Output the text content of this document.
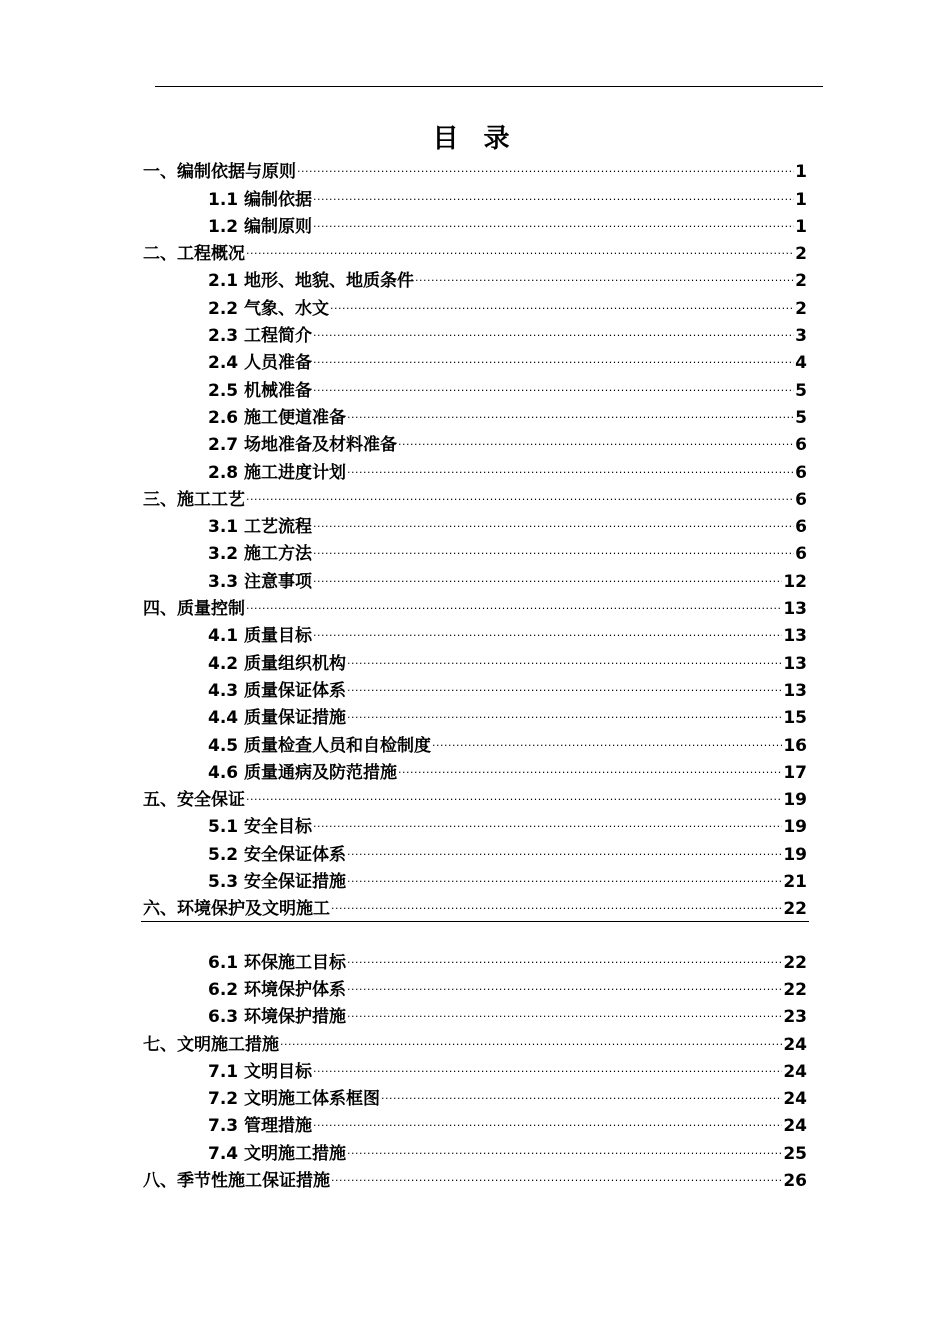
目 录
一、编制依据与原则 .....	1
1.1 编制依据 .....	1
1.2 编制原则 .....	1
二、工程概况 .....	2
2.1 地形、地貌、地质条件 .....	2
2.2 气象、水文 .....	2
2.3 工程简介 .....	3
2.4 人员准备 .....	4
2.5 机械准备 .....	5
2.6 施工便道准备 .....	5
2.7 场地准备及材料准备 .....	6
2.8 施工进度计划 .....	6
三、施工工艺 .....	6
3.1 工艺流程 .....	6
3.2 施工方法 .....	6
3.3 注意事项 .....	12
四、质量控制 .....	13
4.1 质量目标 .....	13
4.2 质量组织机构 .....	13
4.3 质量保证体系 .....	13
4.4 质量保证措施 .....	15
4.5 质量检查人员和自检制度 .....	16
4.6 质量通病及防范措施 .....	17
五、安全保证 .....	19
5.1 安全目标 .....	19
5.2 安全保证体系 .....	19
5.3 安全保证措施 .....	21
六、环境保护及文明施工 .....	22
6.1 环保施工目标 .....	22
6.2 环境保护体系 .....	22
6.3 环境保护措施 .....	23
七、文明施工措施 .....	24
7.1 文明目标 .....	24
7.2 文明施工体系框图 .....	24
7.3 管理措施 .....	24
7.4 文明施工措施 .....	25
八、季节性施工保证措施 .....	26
____________________
* **Exercise instructions**
Repeat every record above exactly, but leave out any pictures.

* **Response for this exercise**
Output the text content of this document.
目 录
一、编制依据与原则 .....	1
1.1 编制依据 .....	1
1.2 编制原则 .....	1
二、工程概况 .....	2
2.1 地形、地貌、地质条件 .....	2
2.2 气象、水文 .....	2
2.3 工程简介 .....	3
2.4 人员准备 .....	4
2.5 机械准备 .....	5
2.6 施工便道准备 .....	5
2.7 场地准备及材料准备 .....	6
2.8 施工进度计划 .....	6
三、施工工艺 .....	6
3.1 工艺流程 .....	6
3.2 施工方法 .....	6
3.3 注意事项 .....	12
四、质量控制 .....	13
4.1 质量目标 .....	13
4.2 质量组织机构 .....	13
4.3 质量保证体系 .....	13
4.4 质量保证措施 .....	15
4.5 质量检查人员和自检制度 .....	16
4.6 质量通病及防范措施 .....	17
五、安全保证 .....	19
5.1 安全目标 .....	19
5.2 安全保证体系 .....	19
5.3 安全保证措施 .....	21
六、环境保护及文明施工 .....	22
6.1 环保施工目标 .....	22
6.2 环境保护体系 .....	22
6.3 环境保护措施 .....	23
七、文明施工措施 .....	24
7.1 文明目标 .....	24
7.2 文明施工体系框图 .....	24
7.3 管理措施 .....	24
7.4 文明施工措施 .....	25
八、季节性施工保证措施 .....	26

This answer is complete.